* TASK TO COMPLETE
Omit the pictures from the entries below and retype everything else exactly.

BEGIN DATASET EXCERPTS

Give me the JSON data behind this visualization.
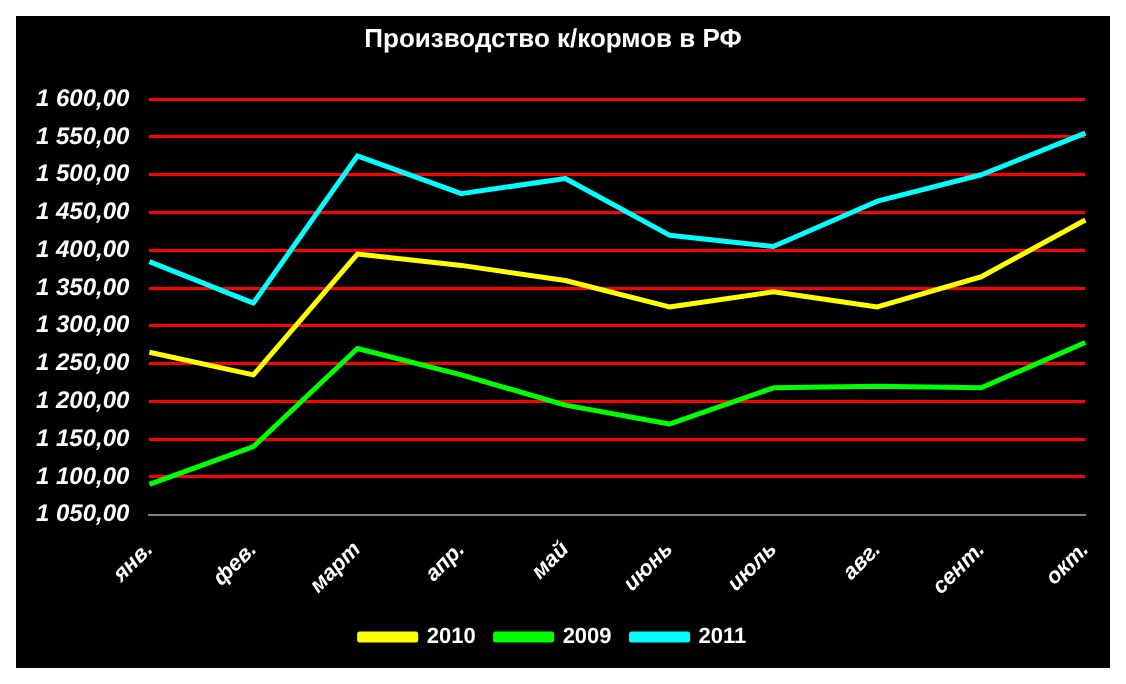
{
  "chart_data": {
    "type": "line",
    "title": "Производство к/кормов в РФ",
    "categories": [
      "янв.",
      "фев.",
      "март",
      "апр.",
      "май",
      "июнь",
      "июль",
      "авг.",
      "сент.",
      "окт."
    ],
    "series": [
      {
        "name": "2010",
        "color": "#ffff00",
        "values": [
          1265,
          1235,
          1395,
          1380,
          1360,
          1325,
          1345,
          1325,
          1365,
          1440
        ]
      },
      {
        "name": "2009",
        "color": "#00ff00",
        "values": [
          1090,
          1140,
          1270,
          1235,
          1195,
          1170,
          1218,
          1220,
          1218,
          1278
        ]
      },
      {
        "name": "2011",
        "color": "#00ffff",
        "values": [
          1385,
          1330,
          1525,
          1475,
          1495,
          1420,
          1405,
          1465,
          1500,
          1555
        ]
      }
    ],
    "ylim": [
      1050,
      1600
    ],
    "yticks": [
      {
        "value": 1050,
        "label": "1 050,00"
      },
      {
        "value": 1100,
        "label": "1 100,00"
      },
      {
        "value": 1150,
        "label": "1 150,00"
      },
      {
        "value": 1200,
        "label": "1 200,00"
      },
      {
        "value": 1250,
        "label": "1 250,00"
      },
      {
        "value": 1300,
        "label": "1 300,00"
      },
      {
        "value": 1350,
        "label": "1 350,00"
      },
      {
        "value": 1400,
        "label": "1 400,00"
      },
      {
        "value": 1450,
        "label": "1 450,00"
      },
      {
        "value": 1500,
        "label": "1 500,00"
      },
      {
        "value": 1550,
        "label": "1 550,00"
      },
      {
        "value": 1600,
        "label": "1 600,00"
      }
    ],
    "grid": "y",
    "legend": "bottom",
    "marker": "none"
  }
}
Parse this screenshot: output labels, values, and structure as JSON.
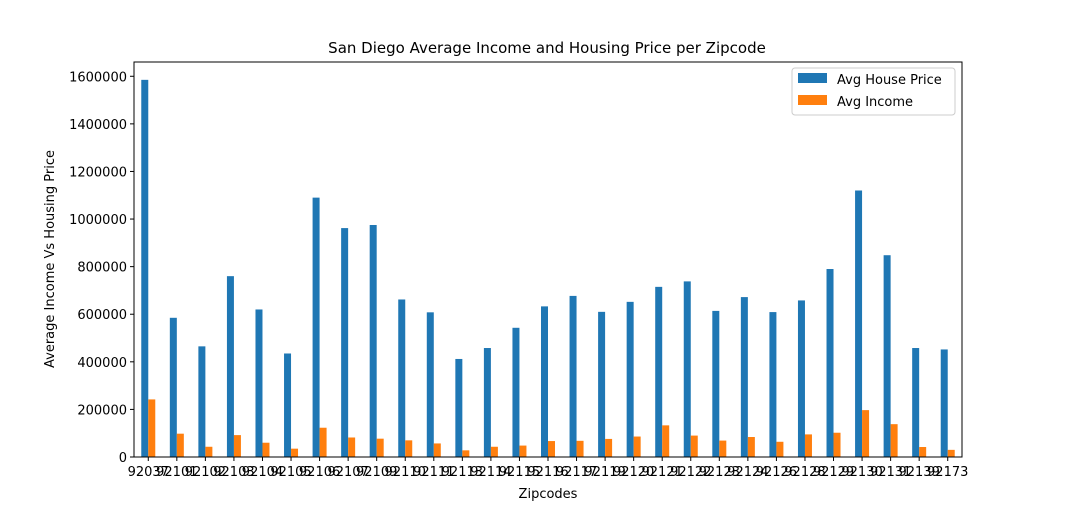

END DATASET EXCERPTS

* WRITTEN REPLY
Give me the JSON data behind this visualization.
{
  "chart_data": {
    "type": "line",
    "title": "Производство к/кормов в РФ",
    "categories": [
      "янв.",
      "фев.",
      "март",
      "апр.",
      "май",
      "июнь",
      "июль",
      "авг.",
      "сент.",
      "окт."
    ],
    "series": [
      {
        "name": "2010",
        "color": "#ffff00",
        "values": [
          1265,
          1235,
          1395,
          1380,
          1360,
          1325,
          1345,
          1325,
          1365,
          1440
        ]
      },
      {
        "name": "2009",
        "color": "#00ff00",
        "values": [
          1090,
          1140,
          1270,
          1235,
          1195,
          1170,
          1218,
          1220,
          1218,
          1278
        ]
      },
      {
        "name": "2011",
        "color": "#00ffff",
        "values": [
          1385,
          1330,
          1525,
          1475,
          1495,
          1420,
          1405,
          1465,
          1500,
          1555
        ]
      }
    ],
    "ylim": [
      1050,
      1600
    ],
    "yticks": [
      {
        "value": 1050,
        "label": "1 050,00"
      },
      {
        "value": 1100,
        "label": "1 100,00"
      },
      {
        "value": 1150,
        "label": "1 150,00"
      },
      {
        "value": 1200,
        "label": "1 200,00"
      },
      {
        "value": 1250,
        "label": "1 250,00"
      },
      {
        "value": 1300,
        "label": "1 300,00"
      },
      {
        "value": 1350,
        "label": "1 350,00"
      },
      {
        "value": 1400,
        "label": "1 400,00"
      },
      {
        "value": 1450,
        "label": "1 450,00"
      },
      {
        "value": 1500,
        "label": "1 500,00"
      },
      {
        "value": 1550,
        "label": "1 550,00"
      },
      {
        "value": 1600,
        "label": "1 600,00"
      }
    ],
    "grid": "y",
    "legend": "bottom",
    "marker": "none"
  }
}
Parse this screenshot: output labels, values, and structure as JSON.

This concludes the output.